▶ **Set problem**
Scan the data below for the string "JSON". Copy every line where it appears.

————

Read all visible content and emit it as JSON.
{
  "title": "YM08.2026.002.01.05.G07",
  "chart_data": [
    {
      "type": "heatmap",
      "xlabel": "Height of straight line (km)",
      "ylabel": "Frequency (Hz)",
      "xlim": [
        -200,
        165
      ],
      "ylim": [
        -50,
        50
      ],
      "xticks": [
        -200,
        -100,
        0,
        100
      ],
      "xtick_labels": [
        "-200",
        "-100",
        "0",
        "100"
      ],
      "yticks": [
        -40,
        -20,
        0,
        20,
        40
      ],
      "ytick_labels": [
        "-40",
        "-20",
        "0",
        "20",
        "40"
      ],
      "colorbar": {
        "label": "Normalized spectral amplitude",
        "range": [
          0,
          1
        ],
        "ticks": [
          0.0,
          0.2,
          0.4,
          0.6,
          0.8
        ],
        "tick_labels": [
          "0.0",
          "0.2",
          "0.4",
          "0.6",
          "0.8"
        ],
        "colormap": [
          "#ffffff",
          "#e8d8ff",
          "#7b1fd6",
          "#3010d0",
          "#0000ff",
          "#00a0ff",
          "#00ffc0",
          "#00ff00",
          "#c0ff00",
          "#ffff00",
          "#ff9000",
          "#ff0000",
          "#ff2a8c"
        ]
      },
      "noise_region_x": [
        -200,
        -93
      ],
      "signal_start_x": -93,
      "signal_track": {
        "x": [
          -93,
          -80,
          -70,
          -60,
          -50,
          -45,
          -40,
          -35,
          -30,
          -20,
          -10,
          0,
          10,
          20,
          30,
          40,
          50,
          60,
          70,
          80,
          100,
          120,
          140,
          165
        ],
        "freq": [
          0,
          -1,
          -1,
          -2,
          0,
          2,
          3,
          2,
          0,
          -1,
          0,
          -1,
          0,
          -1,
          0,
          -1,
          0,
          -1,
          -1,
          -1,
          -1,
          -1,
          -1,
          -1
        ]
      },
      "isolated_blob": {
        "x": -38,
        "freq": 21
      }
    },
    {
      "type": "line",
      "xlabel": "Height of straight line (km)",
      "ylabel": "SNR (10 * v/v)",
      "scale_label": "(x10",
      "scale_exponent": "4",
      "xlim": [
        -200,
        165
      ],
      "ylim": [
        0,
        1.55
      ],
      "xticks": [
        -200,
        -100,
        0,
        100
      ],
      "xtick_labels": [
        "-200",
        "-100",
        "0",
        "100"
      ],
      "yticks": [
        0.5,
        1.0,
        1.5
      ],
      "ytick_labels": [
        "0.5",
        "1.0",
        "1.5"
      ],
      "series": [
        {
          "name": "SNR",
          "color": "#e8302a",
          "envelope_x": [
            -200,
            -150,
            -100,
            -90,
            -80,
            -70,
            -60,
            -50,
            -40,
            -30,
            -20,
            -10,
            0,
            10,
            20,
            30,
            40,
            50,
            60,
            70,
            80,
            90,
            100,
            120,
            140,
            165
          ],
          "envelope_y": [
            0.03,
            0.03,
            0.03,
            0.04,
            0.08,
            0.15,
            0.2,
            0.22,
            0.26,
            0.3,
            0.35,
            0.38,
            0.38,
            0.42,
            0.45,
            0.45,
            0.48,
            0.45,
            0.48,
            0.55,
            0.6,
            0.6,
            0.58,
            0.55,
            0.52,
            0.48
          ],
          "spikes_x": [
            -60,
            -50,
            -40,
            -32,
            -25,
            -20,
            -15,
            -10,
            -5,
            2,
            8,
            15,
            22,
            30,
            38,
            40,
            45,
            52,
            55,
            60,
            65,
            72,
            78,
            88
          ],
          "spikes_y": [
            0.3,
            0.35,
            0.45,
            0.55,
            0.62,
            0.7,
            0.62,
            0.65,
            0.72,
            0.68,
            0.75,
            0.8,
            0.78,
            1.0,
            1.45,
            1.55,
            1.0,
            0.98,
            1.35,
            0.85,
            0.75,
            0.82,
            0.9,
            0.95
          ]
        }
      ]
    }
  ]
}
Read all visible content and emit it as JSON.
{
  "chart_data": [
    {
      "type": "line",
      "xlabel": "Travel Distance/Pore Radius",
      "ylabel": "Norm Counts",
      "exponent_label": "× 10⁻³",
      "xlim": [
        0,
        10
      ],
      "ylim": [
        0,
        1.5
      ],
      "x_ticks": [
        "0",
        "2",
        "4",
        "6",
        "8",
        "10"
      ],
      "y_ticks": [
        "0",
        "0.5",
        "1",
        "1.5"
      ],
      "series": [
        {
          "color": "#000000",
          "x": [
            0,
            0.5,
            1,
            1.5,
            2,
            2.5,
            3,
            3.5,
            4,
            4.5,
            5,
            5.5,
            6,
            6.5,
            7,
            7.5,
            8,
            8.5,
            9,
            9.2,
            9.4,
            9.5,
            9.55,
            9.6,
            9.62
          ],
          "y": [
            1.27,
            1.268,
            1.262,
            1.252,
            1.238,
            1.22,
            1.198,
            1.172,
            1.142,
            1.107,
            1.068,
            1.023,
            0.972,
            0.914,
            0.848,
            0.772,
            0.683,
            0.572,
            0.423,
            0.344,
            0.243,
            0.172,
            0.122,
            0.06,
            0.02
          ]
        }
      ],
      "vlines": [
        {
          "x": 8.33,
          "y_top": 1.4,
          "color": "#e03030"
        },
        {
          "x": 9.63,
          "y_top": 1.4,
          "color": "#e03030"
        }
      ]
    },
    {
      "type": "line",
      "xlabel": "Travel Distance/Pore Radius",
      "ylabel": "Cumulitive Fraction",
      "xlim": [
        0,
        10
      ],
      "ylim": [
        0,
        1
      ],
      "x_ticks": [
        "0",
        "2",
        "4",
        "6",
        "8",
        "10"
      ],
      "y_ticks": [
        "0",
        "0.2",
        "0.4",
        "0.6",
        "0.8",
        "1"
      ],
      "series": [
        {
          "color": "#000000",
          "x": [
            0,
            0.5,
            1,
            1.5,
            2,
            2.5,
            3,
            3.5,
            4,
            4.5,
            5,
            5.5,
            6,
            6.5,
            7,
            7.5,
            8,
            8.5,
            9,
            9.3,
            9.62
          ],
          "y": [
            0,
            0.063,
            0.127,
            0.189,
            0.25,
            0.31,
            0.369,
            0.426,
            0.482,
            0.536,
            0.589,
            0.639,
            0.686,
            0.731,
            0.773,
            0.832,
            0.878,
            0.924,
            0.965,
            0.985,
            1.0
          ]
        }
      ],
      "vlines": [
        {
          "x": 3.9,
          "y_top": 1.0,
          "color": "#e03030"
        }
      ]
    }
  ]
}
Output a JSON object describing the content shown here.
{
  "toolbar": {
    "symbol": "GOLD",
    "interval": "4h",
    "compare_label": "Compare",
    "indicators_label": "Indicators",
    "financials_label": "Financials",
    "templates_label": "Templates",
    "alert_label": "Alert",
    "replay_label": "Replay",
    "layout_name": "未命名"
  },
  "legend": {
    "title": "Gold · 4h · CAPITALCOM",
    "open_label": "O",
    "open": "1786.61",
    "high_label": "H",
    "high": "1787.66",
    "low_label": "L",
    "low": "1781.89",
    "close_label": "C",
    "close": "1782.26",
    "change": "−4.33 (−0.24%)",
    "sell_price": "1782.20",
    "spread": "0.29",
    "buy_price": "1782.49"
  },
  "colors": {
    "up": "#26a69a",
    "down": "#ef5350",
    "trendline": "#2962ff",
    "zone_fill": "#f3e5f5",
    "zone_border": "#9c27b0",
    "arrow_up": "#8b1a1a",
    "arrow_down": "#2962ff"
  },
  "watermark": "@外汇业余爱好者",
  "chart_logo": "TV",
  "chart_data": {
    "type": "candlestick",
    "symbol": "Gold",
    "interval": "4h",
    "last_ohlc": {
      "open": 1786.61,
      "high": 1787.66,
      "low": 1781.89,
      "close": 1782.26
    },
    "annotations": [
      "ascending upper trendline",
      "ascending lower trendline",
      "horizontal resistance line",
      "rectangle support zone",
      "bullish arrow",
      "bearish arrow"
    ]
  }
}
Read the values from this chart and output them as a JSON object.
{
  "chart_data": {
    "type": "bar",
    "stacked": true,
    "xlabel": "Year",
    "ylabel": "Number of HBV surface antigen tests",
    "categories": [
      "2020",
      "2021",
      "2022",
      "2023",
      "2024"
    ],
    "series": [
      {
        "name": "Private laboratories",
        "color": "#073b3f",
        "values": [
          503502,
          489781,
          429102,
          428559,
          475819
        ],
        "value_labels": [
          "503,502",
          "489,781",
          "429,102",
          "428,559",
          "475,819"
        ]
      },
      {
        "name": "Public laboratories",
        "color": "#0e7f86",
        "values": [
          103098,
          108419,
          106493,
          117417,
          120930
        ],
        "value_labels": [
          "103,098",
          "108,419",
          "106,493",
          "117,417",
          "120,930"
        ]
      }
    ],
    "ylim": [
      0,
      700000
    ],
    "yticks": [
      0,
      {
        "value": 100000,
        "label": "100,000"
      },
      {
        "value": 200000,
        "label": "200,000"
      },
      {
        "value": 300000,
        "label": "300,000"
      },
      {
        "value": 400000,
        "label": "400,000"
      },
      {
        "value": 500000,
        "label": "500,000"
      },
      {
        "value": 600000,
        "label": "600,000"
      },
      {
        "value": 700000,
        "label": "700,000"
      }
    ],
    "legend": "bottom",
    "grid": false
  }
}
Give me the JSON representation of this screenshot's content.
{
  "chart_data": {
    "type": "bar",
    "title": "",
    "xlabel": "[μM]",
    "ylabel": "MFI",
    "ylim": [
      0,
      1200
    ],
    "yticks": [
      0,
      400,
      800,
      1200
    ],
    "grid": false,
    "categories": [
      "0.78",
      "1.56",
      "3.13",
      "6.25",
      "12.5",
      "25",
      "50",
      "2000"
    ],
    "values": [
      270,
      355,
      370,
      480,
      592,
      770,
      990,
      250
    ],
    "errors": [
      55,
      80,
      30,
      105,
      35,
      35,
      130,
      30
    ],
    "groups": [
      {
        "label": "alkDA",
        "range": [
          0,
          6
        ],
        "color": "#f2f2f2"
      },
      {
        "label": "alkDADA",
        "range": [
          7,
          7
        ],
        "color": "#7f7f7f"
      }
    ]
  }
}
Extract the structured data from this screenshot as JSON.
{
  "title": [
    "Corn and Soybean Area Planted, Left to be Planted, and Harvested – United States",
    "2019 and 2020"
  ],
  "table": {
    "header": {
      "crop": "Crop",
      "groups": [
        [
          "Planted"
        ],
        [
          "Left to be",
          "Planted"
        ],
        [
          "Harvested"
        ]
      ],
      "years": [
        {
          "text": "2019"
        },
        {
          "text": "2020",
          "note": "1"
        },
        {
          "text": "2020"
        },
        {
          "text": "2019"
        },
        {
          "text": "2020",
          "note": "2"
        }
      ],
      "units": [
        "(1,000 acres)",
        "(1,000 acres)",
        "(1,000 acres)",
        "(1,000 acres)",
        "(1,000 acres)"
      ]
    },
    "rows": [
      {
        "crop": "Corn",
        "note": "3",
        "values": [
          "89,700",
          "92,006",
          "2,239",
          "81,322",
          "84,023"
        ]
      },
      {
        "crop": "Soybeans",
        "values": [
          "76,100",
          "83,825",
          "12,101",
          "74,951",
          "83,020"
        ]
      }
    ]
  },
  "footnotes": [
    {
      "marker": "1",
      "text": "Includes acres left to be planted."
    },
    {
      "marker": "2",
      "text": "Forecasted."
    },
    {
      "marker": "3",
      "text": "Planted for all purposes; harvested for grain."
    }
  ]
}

————

▶ **Written reply**
Read all visible content and emit it as JSON.
Read all visible content and emit it as JSON.
Output a JSON object describing the content shown here.
Read the values from this chart and output them as a JSON object.
Give me the JSON representation of this screenshot's content.
Extract the structured data from this screenshot as JSON.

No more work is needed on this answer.